### Stated goal
Output the entries word for word. Omit images.
== Records for the task
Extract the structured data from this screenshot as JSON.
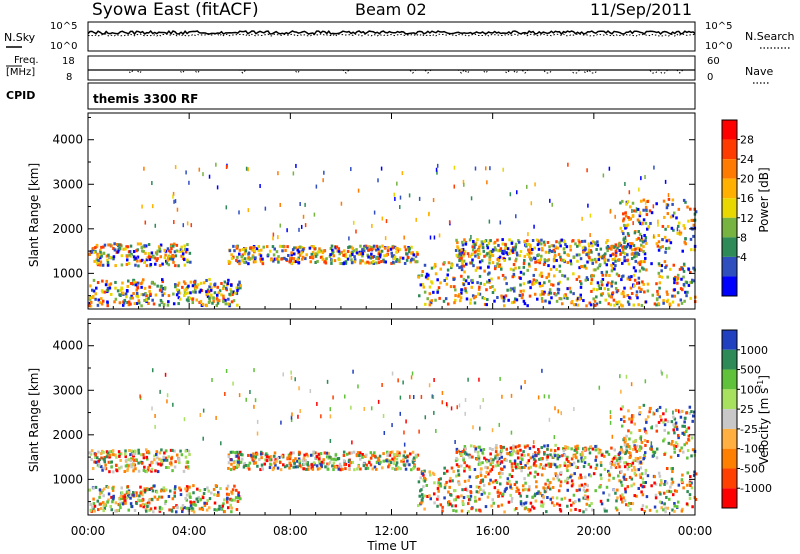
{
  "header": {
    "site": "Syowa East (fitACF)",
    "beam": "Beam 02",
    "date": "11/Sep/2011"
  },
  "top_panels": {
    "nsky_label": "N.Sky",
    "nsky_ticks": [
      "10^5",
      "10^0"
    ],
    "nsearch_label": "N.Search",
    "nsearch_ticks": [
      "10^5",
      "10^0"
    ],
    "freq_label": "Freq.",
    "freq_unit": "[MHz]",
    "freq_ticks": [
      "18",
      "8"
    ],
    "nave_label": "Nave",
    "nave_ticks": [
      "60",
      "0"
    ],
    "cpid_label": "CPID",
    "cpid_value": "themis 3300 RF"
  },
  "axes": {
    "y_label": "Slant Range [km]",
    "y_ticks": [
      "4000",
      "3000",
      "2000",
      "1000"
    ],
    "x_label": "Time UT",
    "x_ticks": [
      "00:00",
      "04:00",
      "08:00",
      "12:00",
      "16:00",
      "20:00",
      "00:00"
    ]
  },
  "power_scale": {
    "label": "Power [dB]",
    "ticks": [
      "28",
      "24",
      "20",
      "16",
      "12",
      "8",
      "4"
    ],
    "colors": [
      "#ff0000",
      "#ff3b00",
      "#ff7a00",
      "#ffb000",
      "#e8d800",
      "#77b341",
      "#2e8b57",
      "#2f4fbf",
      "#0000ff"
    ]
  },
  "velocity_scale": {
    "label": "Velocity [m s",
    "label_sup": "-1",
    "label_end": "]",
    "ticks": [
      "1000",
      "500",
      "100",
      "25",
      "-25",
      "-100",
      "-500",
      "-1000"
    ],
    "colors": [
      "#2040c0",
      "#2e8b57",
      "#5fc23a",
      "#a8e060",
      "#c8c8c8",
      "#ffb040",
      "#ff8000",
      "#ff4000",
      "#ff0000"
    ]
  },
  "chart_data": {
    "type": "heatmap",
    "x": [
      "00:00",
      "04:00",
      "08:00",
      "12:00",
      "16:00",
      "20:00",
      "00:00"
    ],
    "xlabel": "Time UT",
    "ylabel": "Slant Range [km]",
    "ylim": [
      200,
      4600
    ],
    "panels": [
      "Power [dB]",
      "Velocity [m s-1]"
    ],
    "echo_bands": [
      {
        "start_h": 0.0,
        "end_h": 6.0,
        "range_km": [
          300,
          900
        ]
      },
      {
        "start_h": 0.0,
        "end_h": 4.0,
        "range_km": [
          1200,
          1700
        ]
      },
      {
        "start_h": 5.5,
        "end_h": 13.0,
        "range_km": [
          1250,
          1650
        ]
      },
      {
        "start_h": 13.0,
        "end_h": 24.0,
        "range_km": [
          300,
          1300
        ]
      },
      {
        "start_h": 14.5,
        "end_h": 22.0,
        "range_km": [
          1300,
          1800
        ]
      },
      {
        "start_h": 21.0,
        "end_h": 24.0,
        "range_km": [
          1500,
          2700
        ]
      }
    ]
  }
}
====
### Result
Extract the structured data from this screenshot as JSON.
{
  "header": {
    "site": "Syowa East (fitACF)",
    "beam": "Beam 02",
    "date": "11/Sep/2011"
  },
  "top_panels": {
    "nsky_label": "N.Sky",
    "nsky_ticks": [
      "10^5",
      "10^0"
    ],
    "nsearch_label": "N.Search",
    "nsearch_ticks": [
      "10^5",
      "10^0"
    ],
    "freq_label": "Freq.",
    "freq_unit": "[MHz]",
    "freq_ticks": [
      "18",
      "8"
    ],
    "nave_label": "Nave",
    "nave_ticks": [
      "60",
      "0"
    ],
    "cpid_label": "CPID",
    "cpid_value": "themis 3300 RF"
  },
  "axes": {
    "y_label": "Slant Range [km]",
    "y_ticks": [
      "4000",
      "3000",
      "2000",
      "1000"
    ],
    "x_label": "Time UT",
    "x_ticks": [
      "00:00",
      "04:00",
      "08:00",
      "12:00",
      "16:00",
      "20:00",
      "00:00"
    ]
  },
  "power_scale": {
    "label": "Power [dB]",
    "ticks": [
      "28",
      "24",
      "20",
      "16",
      "12",
      "8",
      "4"
    ],
    "colors": [
      "#ff0000",
      "#ff3b00",
      "#ff7a00",
      "#ffb000",
      "#e8d800",
      "#77b341",
      "#2e8b57",
      "#2f4fbf",
      "#0000ff"
    ]
  },
  "velocity_scale": {
    "label": "Velocity [m s",
    "label_sup": "-1",
    "label_end": "]",
    "ticks": [
      "1000",
      "500",
      "100",
      "25",
      "-25",
      "-100",
      "-500",
      "-1000"
    ],
    "colors": [
      "#2040c0",
      "#2e8b57",
      "#5fc23a",
      "#a8e060",
      "#c8c8c8",
      "#ffb040",
      "#ff8000",
      "#ff4000",
      "#ff0000"
    ]
  },
  "chart_data": {
    "type": "heatmap",
    "x": [
      "00:00",
      "04:00",
      "08:00",
      "12:00",
      "16:00",
      "20:00",
      "00:00"
    ],
    "xlabel": "Time UT",
    "ylabel": "Slant Range [km]",
    "ylim": [
      200,
      4600
    ],
    "panels": [
      "Power [dB]",
      "Velocity [m s-1]"
    ],
    "echo_bands": [
      {
        "start_h": 0.0,
        "end_h": 6.0,
        "range_km": [
          300,
          900
        ]
      },
      {
        "start_h": 0.0,
        "end_h": 4.0,
        "range_km": [
          1200,
          1700
        ]
      },
      {
        "start_h": 5.5,
        "end_h": 13.0,
        "range_km": [
          1250,
          1650
        ]
      },
      {
        "start_h": 13.0,
        "end_h": 24.0,
        "range_km": [
          300,
          1300
        ]
      },
      {
        "start_h": 14.5,
        "end_h": 22.0,
        "range_km": [
          1300,
          1800
        ]
      },
      {
        "start_h": 21.0,
        "end_h": 24.0,
        "range_km": [
          1500,
          2700
        ]
      }
    ]
  }
}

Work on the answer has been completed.